• Document segment
###

Randomly selected example:

<meta name="DC.title" content="De rationali et ratione uti">
<meta name="DC.creator" content="Gerbertus Auriliacensis">
<meta name="DC.publisher" content="Patrologia latina, vol. 139. J. P. Migne, ed. Parisiis: excudebat Migne, 1853">
<meta name="DC.date" content="MED">
<meta name="DC.identifier" content="GerAur, DeRaEtR">
<meta name="DC.contributor" content="Chadwyck-Healey (Release 5: 1995)">
<meta name="DC.format" content="ARTFL HTML-SGML">
<meta name="DC.language" content="la">
<meta name="DC.rights" content="c. 1995 Chadwyck-Healey Inc. Do not export or print from this database without checking your licence agreement to see what is permitted.">
Important note: I need to document alternative bibliographic control, the refer format, since we do load databases in this way as well. In fact, the loader extracts the bibliographic information from the DC representation and generates a refer bibliography with some additional information required by the loader.

Text Data Encoding

This section contains BOTH data specifications and behavior, implementation specifications and needs to be separated out!!

###

• Set task 1
Express the rows as a JSON list of strings, one string per row with blank lines omitted, starting at the first row and ending with the row containing "google-icon[interactable]: G: [1123, 72, 1153, 94]", both included.

(Spatial annotation entries)
###

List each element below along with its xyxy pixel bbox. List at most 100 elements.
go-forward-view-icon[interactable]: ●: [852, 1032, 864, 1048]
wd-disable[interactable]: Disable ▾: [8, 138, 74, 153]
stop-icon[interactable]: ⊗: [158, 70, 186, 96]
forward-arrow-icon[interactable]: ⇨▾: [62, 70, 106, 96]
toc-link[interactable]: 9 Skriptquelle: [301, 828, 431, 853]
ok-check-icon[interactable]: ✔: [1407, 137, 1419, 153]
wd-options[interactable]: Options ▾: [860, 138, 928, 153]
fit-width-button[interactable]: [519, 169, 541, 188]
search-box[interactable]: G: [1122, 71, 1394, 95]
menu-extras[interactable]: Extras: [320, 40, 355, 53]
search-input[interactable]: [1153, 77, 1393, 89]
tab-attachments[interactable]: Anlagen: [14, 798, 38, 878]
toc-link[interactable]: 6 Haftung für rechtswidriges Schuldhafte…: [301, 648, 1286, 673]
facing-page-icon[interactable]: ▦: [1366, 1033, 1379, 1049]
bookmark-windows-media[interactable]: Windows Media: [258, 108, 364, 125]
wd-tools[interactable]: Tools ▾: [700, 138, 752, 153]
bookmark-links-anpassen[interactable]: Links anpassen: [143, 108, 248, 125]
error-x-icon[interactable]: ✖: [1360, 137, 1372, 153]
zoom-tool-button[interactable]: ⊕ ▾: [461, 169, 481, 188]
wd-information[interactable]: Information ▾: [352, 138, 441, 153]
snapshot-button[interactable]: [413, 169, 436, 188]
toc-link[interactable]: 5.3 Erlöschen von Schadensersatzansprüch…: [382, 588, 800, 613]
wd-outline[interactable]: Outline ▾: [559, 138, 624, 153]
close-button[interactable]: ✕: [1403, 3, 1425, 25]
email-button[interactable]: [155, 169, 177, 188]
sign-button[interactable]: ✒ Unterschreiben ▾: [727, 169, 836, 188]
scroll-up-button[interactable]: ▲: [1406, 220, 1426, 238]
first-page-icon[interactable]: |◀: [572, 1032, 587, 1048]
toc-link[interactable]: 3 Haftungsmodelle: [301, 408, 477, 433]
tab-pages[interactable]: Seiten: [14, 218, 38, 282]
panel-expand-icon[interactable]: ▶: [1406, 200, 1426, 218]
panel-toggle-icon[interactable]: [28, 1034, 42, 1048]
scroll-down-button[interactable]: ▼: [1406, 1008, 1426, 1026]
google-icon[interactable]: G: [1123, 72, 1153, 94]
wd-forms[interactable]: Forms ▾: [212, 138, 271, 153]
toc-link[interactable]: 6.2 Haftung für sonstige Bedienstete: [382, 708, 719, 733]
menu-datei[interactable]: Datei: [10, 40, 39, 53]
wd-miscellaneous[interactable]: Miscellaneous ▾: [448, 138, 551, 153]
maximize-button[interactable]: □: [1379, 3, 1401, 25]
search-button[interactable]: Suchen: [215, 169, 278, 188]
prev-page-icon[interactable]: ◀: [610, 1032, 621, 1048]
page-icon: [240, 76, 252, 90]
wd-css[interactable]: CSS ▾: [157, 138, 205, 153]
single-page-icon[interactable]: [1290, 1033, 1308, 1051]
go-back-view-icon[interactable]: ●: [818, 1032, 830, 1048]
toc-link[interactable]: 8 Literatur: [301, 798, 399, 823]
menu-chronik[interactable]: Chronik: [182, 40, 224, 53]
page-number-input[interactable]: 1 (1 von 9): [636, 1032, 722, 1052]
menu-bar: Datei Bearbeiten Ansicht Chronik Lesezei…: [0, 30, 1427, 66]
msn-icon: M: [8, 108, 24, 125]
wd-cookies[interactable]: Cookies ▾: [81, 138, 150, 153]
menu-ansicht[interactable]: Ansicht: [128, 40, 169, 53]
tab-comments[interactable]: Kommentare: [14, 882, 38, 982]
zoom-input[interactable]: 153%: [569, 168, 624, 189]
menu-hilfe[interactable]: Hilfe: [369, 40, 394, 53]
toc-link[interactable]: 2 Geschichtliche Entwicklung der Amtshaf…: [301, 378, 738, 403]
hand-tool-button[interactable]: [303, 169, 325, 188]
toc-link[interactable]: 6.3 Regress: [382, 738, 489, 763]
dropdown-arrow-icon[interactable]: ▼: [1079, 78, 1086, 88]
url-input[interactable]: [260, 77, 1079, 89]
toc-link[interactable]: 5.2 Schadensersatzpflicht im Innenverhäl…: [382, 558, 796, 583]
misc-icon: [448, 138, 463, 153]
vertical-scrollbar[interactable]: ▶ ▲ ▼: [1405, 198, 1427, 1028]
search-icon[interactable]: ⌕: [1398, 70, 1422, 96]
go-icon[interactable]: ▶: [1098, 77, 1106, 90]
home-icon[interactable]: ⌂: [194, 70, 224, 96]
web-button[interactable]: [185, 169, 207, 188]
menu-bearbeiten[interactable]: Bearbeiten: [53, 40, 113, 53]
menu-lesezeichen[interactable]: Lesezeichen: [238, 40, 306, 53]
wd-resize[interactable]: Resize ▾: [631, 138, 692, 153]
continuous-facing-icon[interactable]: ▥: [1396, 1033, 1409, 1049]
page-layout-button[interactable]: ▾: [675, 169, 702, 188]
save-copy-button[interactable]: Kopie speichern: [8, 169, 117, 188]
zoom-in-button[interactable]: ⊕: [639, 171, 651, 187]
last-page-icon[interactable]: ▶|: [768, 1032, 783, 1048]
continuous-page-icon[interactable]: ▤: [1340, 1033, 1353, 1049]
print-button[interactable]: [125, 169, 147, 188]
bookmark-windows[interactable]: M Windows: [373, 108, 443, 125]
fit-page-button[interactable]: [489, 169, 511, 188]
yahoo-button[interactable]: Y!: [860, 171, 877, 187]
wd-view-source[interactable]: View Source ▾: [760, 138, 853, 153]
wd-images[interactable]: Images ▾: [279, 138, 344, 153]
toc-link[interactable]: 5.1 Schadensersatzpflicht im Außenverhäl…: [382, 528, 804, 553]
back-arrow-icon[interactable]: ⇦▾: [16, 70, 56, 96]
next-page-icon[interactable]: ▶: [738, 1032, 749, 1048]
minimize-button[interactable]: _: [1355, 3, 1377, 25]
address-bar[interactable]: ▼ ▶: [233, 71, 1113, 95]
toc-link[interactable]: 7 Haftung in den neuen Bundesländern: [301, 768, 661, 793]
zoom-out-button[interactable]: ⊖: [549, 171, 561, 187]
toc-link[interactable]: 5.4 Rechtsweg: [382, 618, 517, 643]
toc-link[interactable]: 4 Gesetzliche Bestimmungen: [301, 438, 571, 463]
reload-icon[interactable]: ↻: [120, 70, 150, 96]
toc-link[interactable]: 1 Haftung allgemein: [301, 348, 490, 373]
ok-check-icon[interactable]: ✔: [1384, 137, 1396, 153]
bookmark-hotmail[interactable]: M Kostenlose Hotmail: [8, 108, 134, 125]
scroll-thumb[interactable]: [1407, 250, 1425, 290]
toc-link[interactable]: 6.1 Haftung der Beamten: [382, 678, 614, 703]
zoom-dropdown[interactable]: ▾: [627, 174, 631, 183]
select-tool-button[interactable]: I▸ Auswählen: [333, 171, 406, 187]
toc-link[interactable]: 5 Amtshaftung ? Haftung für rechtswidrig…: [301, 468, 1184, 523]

###

• Set task 2
In the note on bibliographic metadata, what does the loader generate from the bibliographic information it extracts from the DC representation?

• Problem solution 1
[
  "List each element below along with its xyxy pixel bbox. List at most 100 elements.",
  "go-forward-view-icon[interactable]: ●: [852, 1032, 864, 1048]",
  "wd-disable[interactable]: Disable ▾: [8, 138, 74, 153]",
  "stop-icon[interactable]: ⊗: [158, 70, 186, 96]",
  "forward-arrow-icon[interactable]: ⇨▾: [62, 70, 106, 96]",
  "toc-link[interactable]: 9 Skriptquelle: [301, 828, 431, 853]",
  "ok-check-icon[interactable]: ✔: [1407, 137, 1419, 153]",
  "wd-options[interactable]: Options ▾: [860, 138, 928, 153]",
  "fit-width-button[interactable]: [519, 169, 541, 188]",
  "search-box[interactable]: G: [1122, 71, 1394, 95]",
  "menu-extras[interactable]: Extras: [320, 40, 355, 53]",
  "search-input[interactable]: [1153, 77, 1393, 89]",
  "tab-attachments[interactable]: Anlagen: [14, 798, 38, 878]",
  "toc-link[interactable]: 6 Haftung für rechtswidriges Schuldhafte…: [301, 648, 1286, 673]",
  "facing-page-icon[interactable]: ▦: [1366, 1033, 1379, 1049]",
  "bookmark-windows-media[interactable]: Windows Media: [258, 108, 364, 125]",
  "wd-tools[interactable]: Tools ▾: [700, 138, 752, 153]",
  "bookmark-links-anpassen[interactable]: Links anpassen: [143, 108, 248, 125]",
  "error-x-icon[interactable]: ✖: [1360, 137, 1372, 153]",
  "zoom-tool-button[interactable]: ⊕ ▾: [461, 169, 481, 188]",
  "wd-information[interactable]: Information ▾: [352, 138, 441, 153]",
  "snapshot-button[interactable]: [413, 169, 436, 188]",
  "toc-link[interactable]: 5.3 Erlöschen von Schadensersatzansprüch…: [382, 588, 800, 613]",
  "wd-outline[interactable]: Outline ▾: [559, 138, 624, 153]",
  "close-button[interactable]: ✕: [1403, 3, 1425, 25]",
  "email-button[interactable]: [155, 169, 177, 188]",
  "sign-button[interactable]: ✒ Unterschreiben ▾: [727, 169, 836, 188]",
  "scroll-up-button[interactable]: ▲: [1406, 220, 1426, 238]",
  "first-page-icon[interactable]: |◀: [572, 1032, 587, 1048]",
  "toc-link[interactable]: 3 Haftungsmodelle: [301, 408, 477, 433]",
  "tab-pages[interactable]: Seiten: [14, 218, 38, 282]",
  "panel-expand-icon[interactable]: ▶: [1406, 200, 1426, 218]",
  "panel-toggle-icon[interactable]: [28, 1034, 42, 1048]",
  "scroll-down-button[interactable]: ▼: [1406, 1008, 1426, 1026]",
  "google-icon[interactable]: G: [1123, 72, 1153, 94]"
]

• Problem solution 2
A refer bibliography with some additional information required by the loader.